● **MATERIAL PROVIDED**:

————————

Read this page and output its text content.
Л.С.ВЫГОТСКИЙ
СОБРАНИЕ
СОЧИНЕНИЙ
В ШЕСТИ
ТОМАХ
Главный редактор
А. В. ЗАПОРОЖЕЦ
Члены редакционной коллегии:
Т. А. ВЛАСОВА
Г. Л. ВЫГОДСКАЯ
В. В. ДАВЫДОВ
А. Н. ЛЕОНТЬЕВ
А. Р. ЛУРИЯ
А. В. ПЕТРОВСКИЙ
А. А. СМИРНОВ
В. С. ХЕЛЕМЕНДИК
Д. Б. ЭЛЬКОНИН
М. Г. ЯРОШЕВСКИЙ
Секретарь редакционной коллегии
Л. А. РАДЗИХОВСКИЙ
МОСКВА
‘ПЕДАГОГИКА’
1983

————————

● **DIRECTION**: Exact copies of all the records are required.

● **EXPECTED OUTPUT**:
Read this page and output its text content.
Л.С.ВЫГОТСКИЙ
СОБРАНИЕ
СОЧИНЕНИЙ
В ШЕСТИ
ТОМАХ
Главный редактор
А. В. ЗАПОРОЖЕЦ
Члены редакционной коллегии:
Т. А. ВЛАСОВА
Г. Л. ВЫГОДСКАЯ
В. В. ДАВЫДОВ
А. Н. ЛЕОНТЬЕВ
А. Р. ЛУРИЯ
А. В. ПЕТРОВСКИЙ
А. А. СМИРНОВ
В. С. ХЕЛЕМЕНДИК
Д. Б. ЭЛЬКОНИН
М. Г. ЯРОШЕВСКИЙ
Секретарь редакционной коллегии
Л. А. РАДЗИХОВСКИЙ
МОСКВА
‘ПЕДАГОГИКА’
1983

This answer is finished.